Task directions ::
Please reproduce the Excel range-expansion tip word for word, in full.

Provided passage ::
++++
Tip of the Day: Expand Excel Range in Cell Calculation

If you want to get a range of cells (say person names) concatenated together in a single cell, you’ll find that you’re not able to provide the concatenate function with a range.  However, you can tell Excel to expand that cell’s range quite easily.

 

 

A

B

1 Bob  
2 Sally  
3 Joe  
4 Steve  

 

In the case above, you’d simply put your cursor in cell B1, and type in “=A1:A4”.  Then you’d simply press F9, and that will expand to the following in the cell:

Before pressing F9:

=A1:A4

After Pressing F9:

={“Bob”;”Sally”;”Joe”;”Steve”}

 

Then you can use that list of values and wrap the concatenate function around it.  It may be easiest to copy the contents of the cell into a text editor and do a search/replace on the “semi-colon” character with a comma.

What you ultimately want:

=concatenate(“Bob”,”Sally”,”Joe”,”Steve”)

 

To make it even easier we can add a delimiting (set of) character(s) by adding a few more characters:

(With delimiting characters (comma and space) and) before pressing F9:

=A1:A4&”, “

After Pressing F9:

={“Bob, “;”Sally, “;”Joe, “;”Steve, “}

 

What you’re basically saying above is concatenate the “comma and space” together with each cell in the range when you calculate the cell value.  Pressing F9 essentially forces the cell to calculate the value it will ultimately equate to, and is useful in many other ways than just what’s highlighted above.  But that’s a topic for another day.
++++
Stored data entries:
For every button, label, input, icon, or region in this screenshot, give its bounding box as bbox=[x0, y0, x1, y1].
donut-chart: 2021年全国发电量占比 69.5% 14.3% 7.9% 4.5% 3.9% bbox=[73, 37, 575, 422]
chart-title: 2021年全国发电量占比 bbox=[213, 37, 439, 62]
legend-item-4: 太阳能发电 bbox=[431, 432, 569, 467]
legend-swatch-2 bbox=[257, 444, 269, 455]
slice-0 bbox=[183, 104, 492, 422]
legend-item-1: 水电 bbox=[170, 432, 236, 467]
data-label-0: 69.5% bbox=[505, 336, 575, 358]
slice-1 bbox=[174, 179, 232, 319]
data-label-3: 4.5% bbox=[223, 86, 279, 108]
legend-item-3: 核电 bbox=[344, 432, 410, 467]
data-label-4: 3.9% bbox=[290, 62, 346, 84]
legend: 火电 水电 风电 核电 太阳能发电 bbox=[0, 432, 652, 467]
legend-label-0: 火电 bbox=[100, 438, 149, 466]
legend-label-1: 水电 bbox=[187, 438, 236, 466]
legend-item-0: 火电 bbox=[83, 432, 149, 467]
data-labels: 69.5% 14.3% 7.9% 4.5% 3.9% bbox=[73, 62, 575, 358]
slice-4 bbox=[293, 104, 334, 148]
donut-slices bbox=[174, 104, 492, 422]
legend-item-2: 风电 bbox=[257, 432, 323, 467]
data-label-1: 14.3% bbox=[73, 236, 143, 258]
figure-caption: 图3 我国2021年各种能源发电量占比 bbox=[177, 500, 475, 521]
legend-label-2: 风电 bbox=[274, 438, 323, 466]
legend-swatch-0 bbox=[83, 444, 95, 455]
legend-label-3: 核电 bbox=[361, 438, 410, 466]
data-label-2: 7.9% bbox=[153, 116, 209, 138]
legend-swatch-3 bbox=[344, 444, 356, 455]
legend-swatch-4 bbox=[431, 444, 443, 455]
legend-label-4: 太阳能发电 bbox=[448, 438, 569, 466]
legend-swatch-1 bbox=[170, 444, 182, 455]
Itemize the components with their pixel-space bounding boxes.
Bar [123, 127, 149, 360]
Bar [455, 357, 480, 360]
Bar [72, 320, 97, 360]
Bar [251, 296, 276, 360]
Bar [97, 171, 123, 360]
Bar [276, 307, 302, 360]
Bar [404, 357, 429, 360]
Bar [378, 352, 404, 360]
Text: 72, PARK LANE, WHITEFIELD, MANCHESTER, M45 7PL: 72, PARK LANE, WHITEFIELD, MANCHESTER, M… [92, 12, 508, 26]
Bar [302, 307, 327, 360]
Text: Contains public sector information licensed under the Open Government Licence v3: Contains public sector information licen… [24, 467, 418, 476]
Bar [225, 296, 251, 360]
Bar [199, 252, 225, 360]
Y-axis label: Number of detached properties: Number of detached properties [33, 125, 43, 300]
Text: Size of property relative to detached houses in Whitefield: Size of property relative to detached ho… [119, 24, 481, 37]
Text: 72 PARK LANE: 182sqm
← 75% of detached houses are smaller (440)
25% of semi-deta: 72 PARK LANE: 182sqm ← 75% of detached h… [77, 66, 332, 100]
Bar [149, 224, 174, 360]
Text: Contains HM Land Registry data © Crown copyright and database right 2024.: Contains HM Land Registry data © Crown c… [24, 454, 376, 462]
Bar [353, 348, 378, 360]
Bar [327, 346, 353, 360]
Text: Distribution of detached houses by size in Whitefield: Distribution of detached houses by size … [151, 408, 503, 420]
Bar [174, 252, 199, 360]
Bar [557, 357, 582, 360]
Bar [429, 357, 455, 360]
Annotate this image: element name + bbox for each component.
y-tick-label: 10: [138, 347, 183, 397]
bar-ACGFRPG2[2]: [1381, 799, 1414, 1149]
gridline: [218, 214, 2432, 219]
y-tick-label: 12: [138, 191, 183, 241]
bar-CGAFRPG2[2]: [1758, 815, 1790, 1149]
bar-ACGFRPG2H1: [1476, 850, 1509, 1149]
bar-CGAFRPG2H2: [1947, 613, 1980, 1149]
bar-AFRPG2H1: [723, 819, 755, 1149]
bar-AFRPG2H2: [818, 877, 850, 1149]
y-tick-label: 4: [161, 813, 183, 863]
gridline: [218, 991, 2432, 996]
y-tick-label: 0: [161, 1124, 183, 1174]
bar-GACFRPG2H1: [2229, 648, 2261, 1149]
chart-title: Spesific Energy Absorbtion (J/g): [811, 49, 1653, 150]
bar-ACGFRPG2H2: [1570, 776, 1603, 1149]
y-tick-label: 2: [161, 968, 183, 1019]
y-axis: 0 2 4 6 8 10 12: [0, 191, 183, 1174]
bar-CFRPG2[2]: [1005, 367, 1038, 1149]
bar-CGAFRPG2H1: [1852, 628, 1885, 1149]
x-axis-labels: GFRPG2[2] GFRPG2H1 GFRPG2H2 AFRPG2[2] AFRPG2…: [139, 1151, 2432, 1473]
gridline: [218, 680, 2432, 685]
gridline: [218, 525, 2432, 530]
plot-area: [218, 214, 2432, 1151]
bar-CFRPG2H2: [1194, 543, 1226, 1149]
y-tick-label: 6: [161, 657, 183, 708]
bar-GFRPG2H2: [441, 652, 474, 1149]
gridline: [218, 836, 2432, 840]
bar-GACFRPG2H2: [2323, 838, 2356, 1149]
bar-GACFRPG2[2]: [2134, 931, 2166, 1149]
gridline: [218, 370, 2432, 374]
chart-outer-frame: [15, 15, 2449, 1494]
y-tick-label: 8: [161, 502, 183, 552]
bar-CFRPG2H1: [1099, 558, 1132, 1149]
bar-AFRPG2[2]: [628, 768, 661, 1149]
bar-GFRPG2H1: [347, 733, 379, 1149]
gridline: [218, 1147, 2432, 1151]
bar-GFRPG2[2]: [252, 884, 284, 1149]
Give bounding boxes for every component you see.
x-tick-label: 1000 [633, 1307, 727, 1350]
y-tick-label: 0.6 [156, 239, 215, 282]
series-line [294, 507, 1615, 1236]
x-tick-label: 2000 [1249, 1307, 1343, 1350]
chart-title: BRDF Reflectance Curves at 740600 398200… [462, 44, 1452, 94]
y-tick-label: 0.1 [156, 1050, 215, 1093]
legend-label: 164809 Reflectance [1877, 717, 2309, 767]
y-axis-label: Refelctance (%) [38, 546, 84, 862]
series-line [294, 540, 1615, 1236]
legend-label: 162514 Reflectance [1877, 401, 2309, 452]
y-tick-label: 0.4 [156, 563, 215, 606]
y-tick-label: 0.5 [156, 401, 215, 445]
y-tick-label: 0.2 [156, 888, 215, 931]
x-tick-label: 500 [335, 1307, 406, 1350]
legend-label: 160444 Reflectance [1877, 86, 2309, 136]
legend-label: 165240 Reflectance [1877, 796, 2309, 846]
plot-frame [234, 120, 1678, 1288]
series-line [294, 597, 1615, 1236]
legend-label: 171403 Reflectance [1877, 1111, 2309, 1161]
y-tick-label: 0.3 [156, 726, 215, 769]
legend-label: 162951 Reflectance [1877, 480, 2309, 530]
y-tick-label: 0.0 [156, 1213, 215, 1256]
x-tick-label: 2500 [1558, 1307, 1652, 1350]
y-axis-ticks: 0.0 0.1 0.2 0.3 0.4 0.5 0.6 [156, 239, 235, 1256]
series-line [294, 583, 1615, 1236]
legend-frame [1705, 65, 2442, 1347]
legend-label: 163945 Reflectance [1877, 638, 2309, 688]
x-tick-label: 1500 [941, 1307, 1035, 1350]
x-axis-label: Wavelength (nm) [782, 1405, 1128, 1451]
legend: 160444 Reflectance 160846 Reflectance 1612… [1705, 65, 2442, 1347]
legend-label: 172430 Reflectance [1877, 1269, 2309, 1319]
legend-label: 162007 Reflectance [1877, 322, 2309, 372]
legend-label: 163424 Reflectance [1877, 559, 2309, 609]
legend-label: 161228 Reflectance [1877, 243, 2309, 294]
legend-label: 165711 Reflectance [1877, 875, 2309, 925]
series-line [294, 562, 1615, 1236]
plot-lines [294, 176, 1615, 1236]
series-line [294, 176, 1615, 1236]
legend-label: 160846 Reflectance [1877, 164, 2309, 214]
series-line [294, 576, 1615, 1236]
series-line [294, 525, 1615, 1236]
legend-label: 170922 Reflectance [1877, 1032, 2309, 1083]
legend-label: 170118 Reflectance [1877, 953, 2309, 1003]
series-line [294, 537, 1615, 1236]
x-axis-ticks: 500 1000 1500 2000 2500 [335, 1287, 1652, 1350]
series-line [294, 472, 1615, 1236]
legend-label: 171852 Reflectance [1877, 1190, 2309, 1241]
++++
Task answer ::
Tip of the Day: Expand Excel Range in Cell Calculation

If you want to get a range of cells (say person names) concatenated together in a single cell, you’ll find that you’re not able to provide the concatenate function with a range.  However, you can tell Excel to expand that cell’s range quite easily.

 

 

A

B

1 Bob  
2 Sally  
3 Joe  
4 Steve  

 

In the case above, you’d simply put your cursor in cell B1, and type in “=A1:A4”.  Then you’d simply press F9, and that will expand to the following in the cell:

Before pressing F9:

=A1:A4

After Pressing F9:

={“Bob”;”Sally”;”Joe”;”Steve”}

 

Then you can use that list of values and wrap the concatenate function around it.  It may be easiest to copy the contents of the cell into a text editor and do a search/replace on the “semi-colon” character with a comma.

What you ultimately want:

=concatenate(“Bob”,”Sally”,”Joe”,”Steve”)

 

To make it even easier we can add a delimiting (set of) character(s) by adding a few more characters:

(With delimiting characters (comma and space) and) before pressing F9:

=A1:A4&”, “

After Pressing F9:

={“Bob, “;”Sally, “;”Joe, “;”Steve, “}

 

What you’re basically saying above is concatenate the “comma and space” together with each cell in the range when you calculate the cell value.  Pressing F9 essentially forces the cell to calculate the value it will ultimately equate to, and is useful in many other ways than just what’s highlighted above.  But that’s a topic for another day.